> [PROMPT A]: Echo the graduate school essay word for word, between "The British have" and "my master's degree.", inclusive.
> [PROMPT B]: In the graduate school essay, after finishing which degree was the writer asked to leave the program?
> [PROMPT C]: Pick up the essay about being asked to leave graduate school and keep writing from its final line.

> [SOURCE DOCUMENT]:
####################

And that was it. Stick a fork in me, I was done. My whole life was mapped out in that one electric moment: I would take every requirement and elective offered by my English department. I would go to graduate school. I would write an artfully insightful and witty dissertation on... on... Well, I still had time to figure out the details of this part. I would get a job at a nice, small liberal arts college, and live out the rest of my life in academic splendor.

A few years later, I was on my way: I had received my BA in English, having taken all the courses my department had to offer. (OK, maybe I missed one or two.) I had been accepted into a decent graduate program, awarded a scholarship, and had been assured that they liked me. If I made the grades, a space in the Ph.D. program would be saved for me. Life was good.

The British have a very polite phrase for what happened next: they say that someone has been "sent down." We crass Americans would say that I'd been "86'd." At a combined MA/Ph.D. program, "graduating" into the PhD program is, traditionally, a formality. Apparently, I was to be the exception to the rule. Despite doing everything asked of me, I was asked to leave after completing my master's degree.

Devastated doesn't quite capture the entirety of my emotional, mental, and spiritual grief at being asked to leave. I had no "Plan B." I'd never failed at anything before. Ever. If my thoughts, doubts, and fears were a song, they'd be "99 Bottles of Beer on the Wall," torturing me in never-ending loop of: "How can I be a failure? What did I do wrong? Why did they admit me if they didn't think I was smart enough? Didn't I work hard enough? Didn't I prove that I'm good enough for this program? Just tell me what I did wrong. I can change. Just give me a chance to prove that I can do it. If one of those bottles should happen to fall..."

Sixteen years later, I'm not bitter anymore. For the most part. Most days.

####################

> [DATA PROVIDED]:

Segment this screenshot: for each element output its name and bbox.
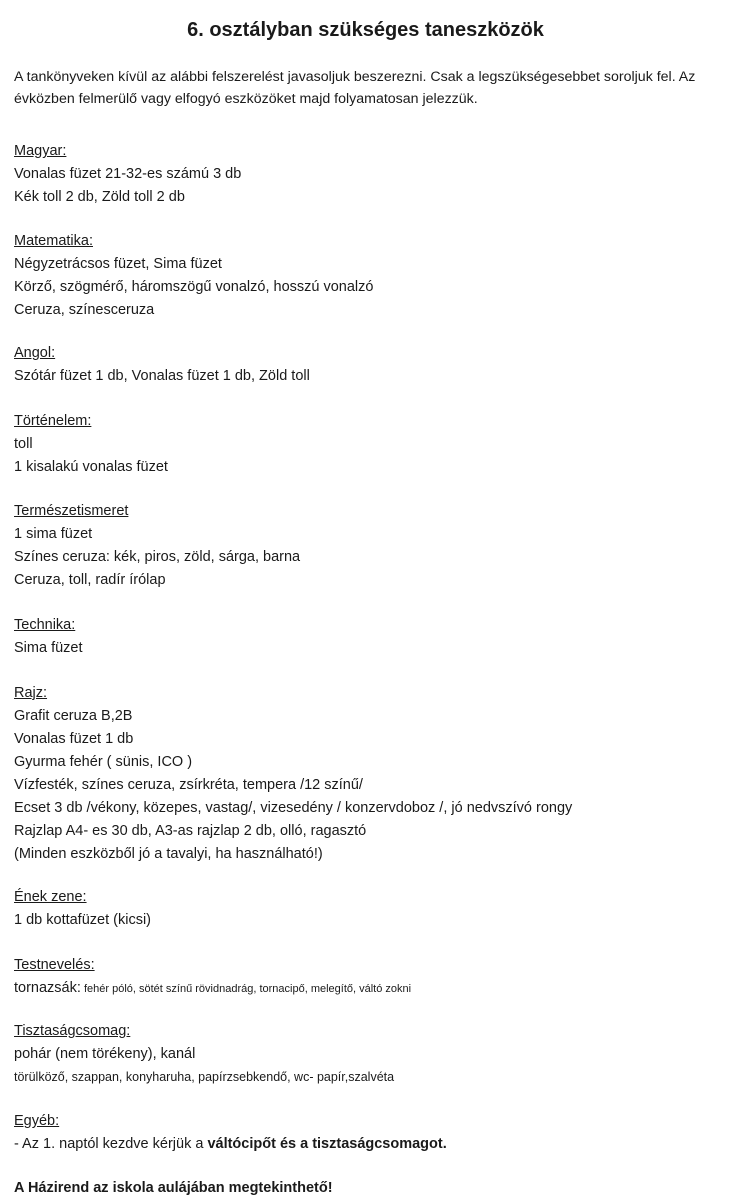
section-heading: Technika: xyxy=(14,617,76,633)
list-item-detail: fehér póló, sötét színű rövidnadrág, tornacipő, melegítő, váltó zokni xyxy=(80,983,412,995)
section-tisztasagcsomag xyxy=(14,1020,719,1089)
section-heading: Egyéb: xyxy=(14,1113,60,1129)
list-item: Színes ceruza: kék, piros, zöld, sárga, barna xyxy=(14,549,301,565)
section-heading: Történelem: xyxy=(14,413,92,429)
footer-note: A Házirend az iskola aulájában megtekinthető! xyxy=(14,1180,333,1196)
list-item-text: - Az 1. naptól kezdve kérjük a xyxy=(14,1136,208,1152)
list-item-label: tornazsák: xyxy=(14,980,81,996)
list-item: Grafit ceruza B,2B xyxy=(14,708,133,724)
section-heading: Matematika: xyxy=(14,233,93,249)
list-item: pohár (nem törékeny), kanál xyxy=(14,1046,196,1062)
list-item: Kék toll 2 db, Zöld toll 2 db xyxy=(14,189,185,205)
list-item: 1 kisalakú vonalas füzet xyxy=(14,459,168,475)
list-item xyxy=(14,1133,719,1156)
list-item: 1 db kottafüzet (kicsi) xyxy=(14,912,151,928)
list-item: Körző, szögmérő, háromszögű vonalzó, hosszú vonalzó xyxy=(14,279,374,295)
list-item: Sima füzet xyxy=(14,640,83,656)
list-item: Ceruza, színesceruza xyxy=(14,302,155,318)
section-heading: Angol: xyxy=(14,345,56,361)
list-item: Négyzetrácsos füzet, Sima füzet xyxy=(14,256,222,272)
list-item: Rajzlap A4- es 30 db, A3-as rajzlap 2 db, olló, ragasztó xyxy=(14,823,367,839)
list-item: Ecset 3 db /vékony, közepes, vastag/, vizesedény / konzervdoboz /, jó nedvszívó rongy xyxy=(14,800,573,816)
section-heading: Magyar: xyxy=(14,143,67,159)
list-item: Szótár füzet 1 db, Vonalas füzet 1 db, Zöld toll xyxy=(14,368,310,384)
section-enek-zene xyxy=(14,886,719,932)
list-item: Gyurma fehér ( sünis, ICO ) xyxy=(14,754,193,770)
list-item xyxy=(14,977,719,1001)
section-termeszetismeret xyxy=(14,500,719,592)
list-item: (Minden eszközből jó a tavalyi, ha használható!) xyxy=(14,846,323,862)
section-rajz xyxy=(14,682,719,866)
list-item: Ceruza, toll, radír írólap xyxy=(14,572,166,588)
list-item: toll xyxy=(14,436,33,452)
section-heading: Tisztaságcsomag: xyxy=(14,1023,131,1039)
list-item: törülköző, szappan, konyharuha, papírzsebkendő, wc- papír,szalvéta xyxy=(14,1070,395,1084)
list-item-emphasis: váltócipőt és a tisztaságcsomagot. xyxy=(207,1136,447,1152)
page-title: 6. osztályban szükséges taneszközök xyxy=(187,19,544,41)
list-item: Vonalas füzet 1 db xyxy=(14,731,134,747)
section-matematika xyxy=(14,230,719,322)
section-tortenelem xyxy=(14,410,719,479)
section-heading: Ének zene: xyxy=(14,889,87,905)
section-egyeb xyxy=(14,1110,719,1156)
section-heading: Testnevelés: xyxy=(14,957,95,973)
section-technika xyxy=(14,614,719,660)
list-item: Vízfesték, színes ceruza, zsírkréta, tempera /12 színű/ xyxy=(14,777,363,793)
list-item: Vonalas füzet 21-32-es számú 3 db xyxy=(14,166,242,182)
list-item: 1 sima füzet xyxy=(14,526,93,542)
section-heading: Rajz: xyxy=(14,685,48,701)
section-angol xyxy=(14,342,719,388)
section-testneveles xyxy=(14,954,719,1001)
section-magyar xyxy=(14,140,719,209)
intro-paragraph: A tankönyveken kívül az alábbi felszerelést javasoljuk beszerezni. Csak a legszükségesebbet soroljuk fel. Az évközben felmerülő vagy elfogyó eszközöket majd folyamatosan jelezzük. xyxy=(14,69,696,107)
section-heading: Természetismeret xyxy=(14,503,129,519)
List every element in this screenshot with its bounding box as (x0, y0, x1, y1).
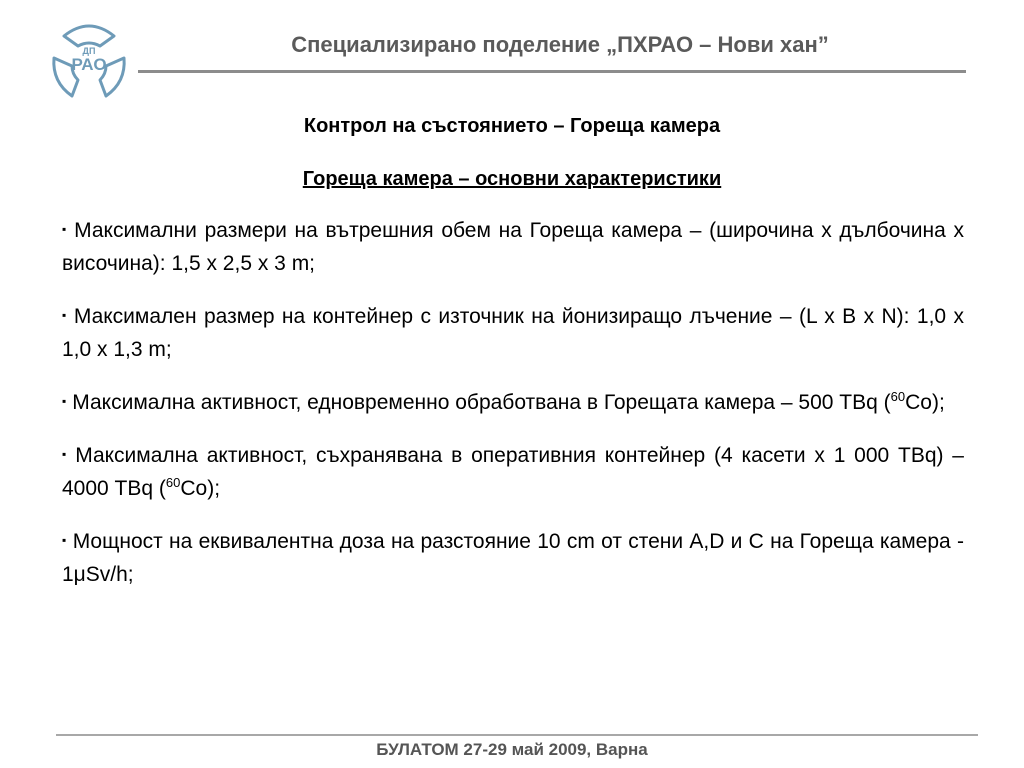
bullet-square-icon: ▪ (62, 447, 70, 461)
bullet-square-icon: ▪ (62, 533, 67, 547)
bullet-text-end: Co); (180, 477, 221, 500)
list-item (62, 385, 964, 419)
bullet-square-icon: ▪ (62, 394, 67, 408)
bullet-square-icon: ▪ (62, 222, 69, 236)
bullet-text: Мощност на еквивалентна доза на разстояние 10 cm от стени A,D и C на Гореща камера - 1μSv/h; (62, 530, 964, 586)
footer-divider (56, 734, 978, 736)
isotope-superscript: 60 (165, 475, 181, 490)
slide-title: Контрол на състоянието – Гореща камера (303, 115, 721, 137)
list-item (62, 438, 964, 505)
list-item (62, 299, 964, 366)
slide-subtitle: Гореща камера – основни характеристики (302, 168, 722, 190)
characteristics-list (62, 213, 964, 610)
bullet-square-icon: ▪ (62, 308, 68, 322)
rao-logo (44, 16, 134, 102)
logo-text-top: ДП (82, 46, 96, 56)
list-item (62, 524, 964, 591)
bullet-text-end: Co); (905, 391, 945, 414)
bullet-text: Максимален размер на контейнер с източник на йонизиращо лъчение – (L x B x N): 1,0 x 1,0 x 1,3 m; (62, 305, 965, 361)
isotope-superscript: 60 (890, 389, 906, 404)
logo-text-main: РАО (71, 55, 107, 74)
footer-text: БУЛАТОМ 27-29 май 2009, Варна (376, 740, 648, 759)
header-title: Специализирано поделение „ПХРАО – Нови хан” (291, 32, 829, 57)
bullet-text: Максимална активност, едновременно обработвана в Горещата камера – 500 TBq ( (72, 391, 891, 414)
bullet-text: Максимални размери на вътрешния обем на Гореща камера – (широчина х дълбочина х височина): 1,5 х 2,5 х 3 m; (62, 219, 964, 275)
bullet-text: Максимална активност, съхранявана в оперативния контейнер (4 касети х 1 000 TBq) – 4000 TBq ( (62, 444, 964, 500)
header-divider (138, 70, 966, 73)
list-item (62, 213, 964, 280)
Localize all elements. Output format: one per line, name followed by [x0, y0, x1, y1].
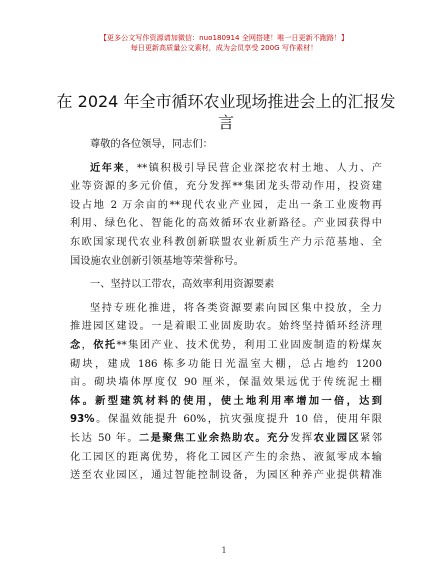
section-1-heading: 一、坚持以工带农，高效率利用资源要素	[90, 279, 275, 291]
page-number: 1	[221, 546, 227, 555]
paragraph-2-text: 长达 50 年。	[70, 432, 139, 444]
paragraph-2-line: 砌块，建成 186 栋多功能日光温室大棚，总占地约 1200	[70, 358, 382, 370]
paragraph-2-bold: 二是聚焦工业余热助农。充分	[139, 432, 291, 444]
salutation: 尊敬的各位领导，同志们：	[90, 139, 213, 150]
paragraph-2-bold: 93%	[70, 414, 95, 426]
paragraph-2-bold: 依托	[93, 339, 117, 351]
paragraph-2-text: 紧邻	[360, 432, 382, 444]
paragraph-2-text: ，	[81, 339, 94, 351]
paragraph-1-line: 业等资源的多元价值，充分发挥**集团龙头带动作用，投资建	[70, 181, 382, 193]
document-title: 在 2024 年全市循环农业现场推进会上的汇报发言	[56, 92, 396, 132]
paragraph-1-line: 东欧国家现代农业科教创新联盟农业新质生产力示范基地、全	[70, 236, 382, 248]
promo-banner-line-2: 每日更新高质量公文素材，成为会员享受 200G 写作素材！	[130, 43, 318, 52]
paragraph-2-line: 推进园区建设。一是着眼工业固废助农。始终坚持循环经济理	[70, 321, 382, 333]
paragraph-2-line: 亩。砌块墙体厚度仅 90 厘米，保温效果远优于传统泥土棚	[70, 377, 382, 389]
paragraph-1-line: 利用、绿色化、智能化的高效循环农业新路径。产业园获得中	[70, 218, 382, 230]
paragraph-2-bold: 农业园区	[313, 432, 361, 444]
paragraph-2-line: 化工园区的距离优势，将化工园区产生的余热、液氮零成本输	[70, 451, 382, 463]
paragraph-2-text: 。保温效能提升 60%，抗灾强度提升 10 倍，使用年限	[94, 414, 382, 426]
document-body	[70, 136, 382, 486]
paragraph-2-bold-line: 体。新型建筑材料的使用，使土地利用率增加一倍，达到	[70, 395, 382, 407]
promo-banner	[0, 33, 448, 53]
paragraph-2-text: **集团产业、技术优势，利用工业固废制造的粉煤灰	[116, 339, 382, 351]
promo-banner-line-1: 【更多公文写作资源请加微信：nuo180914 全网搭建！唯一日更新不跑路！】	[99, 33, 349, 42]
paragraph-1-lead: 近年来	[90, 162, 126, 174]
paragraph-2-line: 送至农业园区，通过智能控制设备，为园区种养产业提供精准	[70, 470, 382, 482]
paragraph-1-line: 设占地 2 万余亩的**现代农业产业园，走出一条工业废物再	[70, 199, 382, 211]
paragraph-2-text: 发挥	[290, 432, 314, 444]
paragraph-2-line: 坚持专班化推进，将各类资源要素向园区集中投放，全力	[90, 302, 382, 314]
paragraph-2	[70, 300, 382, 486]
paragraph-1	[70, 160, 382, 272]
paragraph-1-line: 国设施农业创新引领基地等荣誉称号。	[70, 255, 245, 267]
paragraph-1-line: ，**镇积极引导民营企业深挖农村土地、人力、产	[125, 162, 382, 174]
paragraph-2-bold: 念	[70, 339, 82, 351]
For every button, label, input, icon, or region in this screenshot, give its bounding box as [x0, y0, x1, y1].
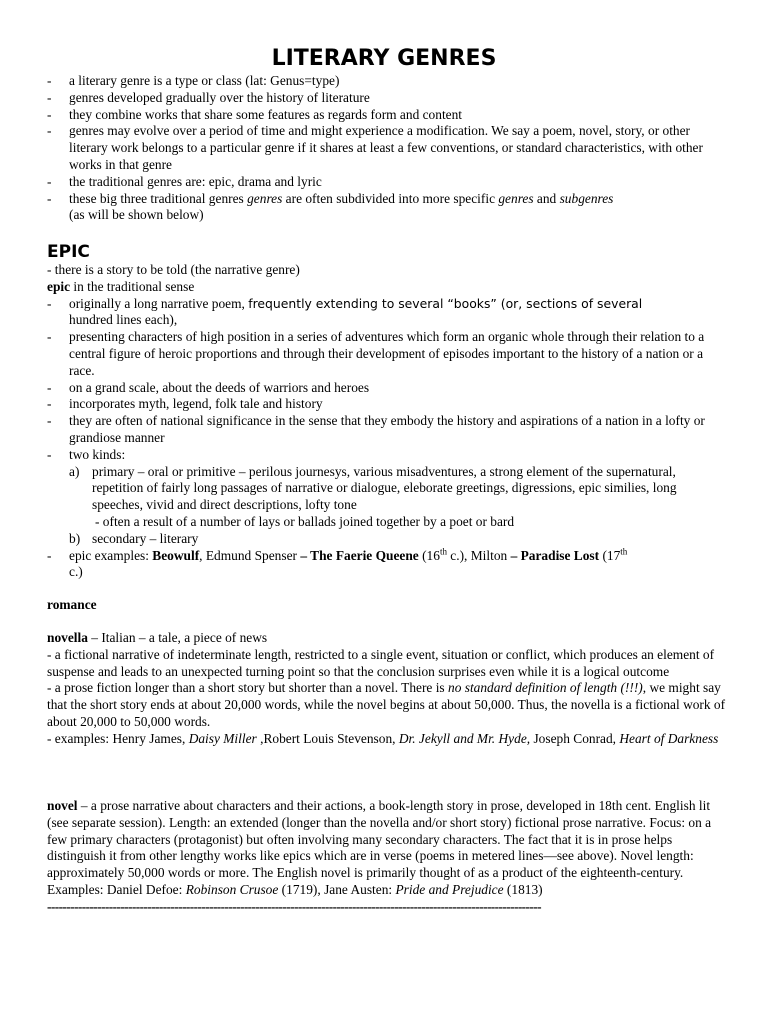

####################

> [EXERCISE RESPONSE A]:
The British have a very polite phrase for what happened next: they say that someone has been "sent down." We crass Americans would say that I'd been "86'd." At a combined MA/Ph.D. program, "graduating" into the PhD program is, traditionally, a formality. Apparently, I was to be the exception to the rule. Despite doing everything asked of me, I was asked to leave after completing my master's degree.

> [EXERCISE RESPONSE B]: A master's degree.

> [EXERCISE RESPONSE C]:
Even back then, I was aware that my experience probably didn't score terribly high on the failure chart of life. The only one hurt by my failure was me. Which of course, set me off on another round of failure spew about how I am feeling sorry for myself when many more people in the world have it much worse than I. And, of course, there is the failure of not being honest with anyone: Until this post goes live, most people in my life don't know that I was kicked out of my graduate program.

Thus, the failure crown becomes firmly attached to my head only to grow bigger and heavier with each subsequent failure in my life.

Cut to today: I'm in conversation with a very well-known Silicon Valley entrepreneur/venture capitalist and the dean of a famous business school. We begin to discuss the merits of school-based incubators. The venture capitalist expresses some doubts about the model, and the dean says: "Well, isn't that what we want? For students to fail? For them to learn what it means to be an entrepreneur?" And I think to myself: "Great. Setting more kids up just so you can knock em down. That's just SUPER!"

Then, I really think about it. I re-consider what failure actually is, as opposed to all the things I associate with it. I begin to separate having failed from being a failure. I begin, for the first time, to feel... peace.

What if failure is neither good nor bad? What if failure is just one lesson (of many) intended to teach us who we are? Who we can be? That our worth is neither increased by our successes nor diminished by our failures? What would happen if we could accept that we are worthy simply because we are?

I invite you to consider the possibility.